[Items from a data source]
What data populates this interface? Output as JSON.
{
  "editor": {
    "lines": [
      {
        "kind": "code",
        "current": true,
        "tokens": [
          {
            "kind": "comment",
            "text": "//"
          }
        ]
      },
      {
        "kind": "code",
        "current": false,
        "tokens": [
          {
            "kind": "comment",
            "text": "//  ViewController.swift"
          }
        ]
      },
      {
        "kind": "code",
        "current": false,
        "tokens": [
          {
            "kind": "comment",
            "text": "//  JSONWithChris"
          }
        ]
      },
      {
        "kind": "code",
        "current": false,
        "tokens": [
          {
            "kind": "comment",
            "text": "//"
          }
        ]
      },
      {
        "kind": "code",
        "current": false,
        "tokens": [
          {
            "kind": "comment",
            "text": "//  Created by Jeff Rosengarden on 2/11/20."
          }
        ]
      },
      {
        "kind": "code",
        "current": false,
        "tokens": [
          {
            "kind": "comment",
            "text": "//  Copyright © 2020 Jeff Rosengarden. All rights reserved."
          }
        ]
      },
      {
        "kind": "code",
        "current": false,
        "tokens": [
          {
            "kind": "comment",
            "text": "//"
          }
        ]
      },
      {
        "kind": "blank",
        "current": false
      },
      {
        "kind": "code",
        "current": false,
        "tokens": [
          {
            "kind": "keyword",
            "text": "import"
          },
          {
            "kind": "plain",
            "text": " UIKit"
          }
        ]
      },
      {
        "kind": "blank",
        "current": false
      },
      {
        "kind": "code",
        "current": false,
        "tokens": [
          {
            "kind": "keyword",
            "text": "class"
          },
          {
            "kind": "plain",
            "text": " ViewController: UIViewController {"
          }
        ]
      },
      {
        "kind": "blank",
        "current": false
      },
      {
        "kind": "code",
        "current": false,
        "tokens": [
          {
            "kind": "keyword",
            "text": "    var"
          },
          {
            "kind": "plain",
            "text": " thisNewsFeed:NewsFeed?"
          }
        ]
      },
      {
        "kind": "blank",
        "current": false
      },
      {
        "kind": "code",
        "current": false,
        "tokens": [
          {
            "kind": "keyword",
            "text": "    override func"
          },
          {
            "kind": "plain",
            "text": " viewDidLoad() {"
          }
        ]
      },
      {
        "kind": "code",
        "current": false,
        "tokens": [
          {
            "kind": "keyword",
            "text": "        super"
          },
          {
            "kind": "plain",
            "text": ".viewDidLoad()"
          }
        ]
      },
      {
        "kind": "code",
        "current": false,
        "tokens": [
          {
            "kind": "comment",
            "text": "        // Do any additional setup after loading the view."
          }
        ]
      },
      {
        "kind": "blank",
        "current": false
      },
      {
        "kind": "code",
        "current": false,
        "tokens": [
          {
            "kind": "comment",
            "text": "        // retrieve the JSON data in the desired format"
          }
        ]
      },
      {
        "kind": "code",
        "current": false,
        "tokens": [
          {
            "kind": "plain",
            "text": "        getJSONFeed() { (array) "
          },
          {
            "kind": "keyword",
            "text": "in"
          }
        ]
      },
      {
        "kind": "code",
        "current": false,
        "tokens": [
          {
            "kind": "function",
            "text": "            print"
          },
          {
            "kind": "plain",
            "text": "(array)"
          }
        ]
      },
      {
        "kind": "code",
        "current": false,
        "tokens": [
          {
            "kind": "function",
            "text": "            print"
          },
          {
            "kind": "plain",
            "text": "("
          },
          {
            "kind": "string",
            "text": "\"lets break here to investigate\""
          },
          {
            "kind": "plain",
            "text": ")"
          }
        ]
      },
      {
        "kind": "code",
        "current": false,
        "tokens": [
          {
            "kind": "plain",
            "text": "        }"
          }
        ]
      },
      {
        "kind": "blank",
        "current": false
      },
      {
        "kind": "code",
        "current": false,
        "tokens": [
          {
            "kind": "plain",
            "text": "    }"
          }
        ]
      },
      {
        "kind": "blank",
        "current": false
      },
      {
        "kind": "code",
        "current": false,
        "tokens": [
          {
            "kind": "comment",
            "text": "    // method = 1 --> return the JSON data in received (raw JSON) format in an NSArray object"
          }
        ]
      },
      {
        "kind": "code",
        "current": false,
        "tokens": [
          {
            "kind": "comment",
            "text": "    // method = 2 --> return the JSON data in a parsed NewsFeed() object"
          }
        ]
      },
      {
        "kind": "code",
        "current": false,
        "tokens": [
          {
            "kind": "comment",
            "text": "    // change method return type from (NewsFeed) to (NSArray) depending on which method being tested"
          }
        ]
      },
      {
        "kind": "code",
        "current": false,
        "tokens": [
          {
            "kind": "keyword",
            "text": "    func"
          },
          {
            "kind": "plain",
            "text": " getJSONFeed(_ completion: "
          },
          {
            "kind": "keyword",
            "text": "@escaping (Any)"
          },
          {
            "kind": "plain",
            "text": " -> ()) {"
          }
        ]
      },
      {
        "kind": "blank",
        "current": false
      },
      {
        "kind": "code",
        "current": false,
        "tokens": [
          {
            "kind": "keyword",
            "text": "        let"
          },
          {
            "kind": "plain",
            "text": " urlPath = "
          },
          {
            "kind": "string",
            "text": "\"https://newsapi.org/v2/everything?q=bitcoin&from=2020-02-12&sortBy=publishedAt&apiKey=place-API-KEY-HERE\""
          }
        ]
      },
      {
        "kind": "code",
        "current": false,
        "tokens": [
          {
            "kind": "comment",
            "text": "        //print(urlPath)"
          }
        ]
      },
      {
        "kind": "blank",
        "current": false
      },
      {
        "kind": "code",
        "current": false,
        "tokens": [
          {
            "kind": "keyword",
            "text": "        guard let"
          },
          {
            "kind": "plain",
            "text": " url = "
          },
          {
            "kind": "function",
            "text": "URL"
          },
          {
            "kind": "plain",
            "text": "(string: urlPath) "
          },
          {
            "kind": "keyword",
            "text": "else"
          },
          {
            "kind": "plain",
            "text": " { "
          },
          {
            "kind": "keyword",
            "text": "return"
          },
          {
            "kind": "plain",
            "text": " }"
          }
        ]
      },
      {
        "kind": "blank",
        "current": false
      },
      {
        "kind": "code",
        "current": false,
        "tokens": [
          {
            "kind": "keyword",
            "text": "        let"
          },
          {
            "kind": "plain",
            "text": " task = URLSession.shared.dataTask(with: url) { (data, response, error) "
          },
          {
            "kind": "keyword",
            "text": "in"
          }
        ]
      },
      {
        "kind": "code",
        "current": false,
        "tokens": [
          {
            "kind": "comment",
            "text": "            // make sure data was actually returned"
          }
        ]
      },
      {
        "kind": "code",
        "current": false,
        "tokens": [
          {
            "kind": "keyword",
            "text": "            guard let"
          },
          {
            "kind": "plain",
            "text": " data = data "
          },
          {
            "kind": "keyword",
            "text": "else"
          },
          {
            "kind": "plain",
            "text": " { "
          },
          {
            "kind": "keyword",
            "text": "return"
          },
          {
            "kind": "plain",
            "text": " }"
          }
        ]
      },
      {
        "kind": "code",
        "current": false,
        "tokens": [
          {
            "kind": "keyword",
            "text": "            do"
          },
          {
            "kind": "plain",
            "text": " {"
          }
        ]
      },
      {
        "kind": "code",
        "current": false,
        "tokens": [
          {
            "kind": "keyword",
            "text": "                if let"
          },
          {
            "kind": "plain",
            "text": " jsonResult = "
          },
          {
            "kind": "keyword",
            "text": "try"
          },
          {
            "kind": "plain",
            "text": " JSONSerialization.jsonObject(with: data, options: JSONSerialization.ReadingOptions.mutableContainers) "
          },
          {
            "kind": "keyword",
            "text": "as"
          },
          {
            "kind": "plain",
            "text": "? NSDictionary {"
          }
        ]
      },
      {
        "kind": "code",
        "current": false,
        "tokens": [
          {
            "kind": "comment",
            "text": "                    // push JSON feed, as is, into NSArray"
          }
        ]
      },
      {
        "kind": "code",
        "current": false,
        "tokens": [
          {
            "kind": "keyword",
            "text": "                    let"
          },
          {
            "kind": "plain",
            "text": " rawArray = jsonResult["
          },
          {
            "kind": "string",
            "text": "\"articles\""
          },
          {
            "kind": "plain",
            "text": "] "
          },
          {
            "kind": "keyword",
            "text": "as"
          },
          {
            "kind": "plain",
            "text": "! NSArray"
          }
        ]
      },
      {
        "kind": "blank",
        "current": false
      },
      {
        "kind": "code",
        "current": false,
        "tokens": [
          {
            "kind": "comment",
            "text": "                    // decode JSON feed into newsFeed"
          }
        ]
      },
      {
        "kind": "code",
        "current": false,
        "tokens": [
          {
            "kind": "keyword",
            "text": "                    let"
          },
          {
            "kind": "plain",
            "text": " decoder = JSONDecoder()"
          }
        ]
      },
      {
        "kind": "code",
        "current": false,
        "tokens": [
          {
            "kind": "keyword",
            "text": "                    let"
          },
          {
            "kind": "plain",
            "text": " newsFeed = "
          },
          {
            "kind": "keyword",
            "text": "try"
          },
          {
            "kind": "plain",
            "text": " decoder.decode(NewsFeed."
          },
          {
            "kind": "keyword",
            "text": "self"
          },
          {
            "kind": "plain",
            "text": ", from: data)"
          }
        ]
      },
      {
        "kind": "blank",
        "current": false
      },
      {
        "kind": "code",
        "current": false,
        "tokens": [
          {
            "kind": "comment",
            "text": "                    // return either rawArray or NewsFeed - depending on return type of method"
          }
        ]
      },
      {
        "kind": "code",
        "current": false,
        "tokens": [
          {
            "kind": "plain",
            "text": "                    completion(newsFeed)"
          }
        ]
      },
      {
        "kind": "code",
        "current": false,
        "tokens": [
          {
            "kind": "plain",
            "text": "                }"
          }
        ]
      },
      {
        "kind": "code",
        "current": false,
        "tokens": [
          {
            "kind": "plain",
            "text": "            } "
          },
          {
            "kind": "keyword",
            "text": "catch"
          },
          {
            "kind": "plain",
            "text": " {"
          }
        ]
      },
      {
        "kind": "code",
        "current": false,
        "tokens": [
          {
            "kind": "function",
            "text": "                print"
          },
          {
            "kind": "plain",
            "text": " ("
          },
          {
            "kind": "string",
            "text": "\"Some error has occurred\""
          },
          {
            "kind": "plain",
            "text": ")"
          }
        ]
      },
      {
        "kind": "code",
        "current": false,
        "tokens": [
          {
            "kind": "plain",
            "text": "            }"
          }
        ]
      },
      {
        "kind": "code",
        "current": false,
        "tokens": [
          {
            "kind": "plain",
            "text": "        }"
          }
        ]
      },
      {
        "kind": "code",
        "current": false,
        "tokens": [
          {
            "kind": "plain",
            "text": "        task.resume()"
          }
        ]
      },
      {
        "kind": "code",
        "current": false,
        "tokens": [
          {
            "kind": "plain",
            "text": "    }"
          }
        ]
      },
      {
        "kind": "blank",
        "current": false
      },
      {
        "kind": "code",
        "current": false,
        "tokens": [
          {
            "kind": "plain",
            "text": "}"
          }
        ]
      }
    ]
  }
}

▶ _Prompt_
Among the lines of the data, identify those with the word "task". Copy each of them.

▶ _Exercise response_
            "text": " task = URLSession.shared.dataTask(with: url) { (data, response, error) "
            "text": "        task.resume()"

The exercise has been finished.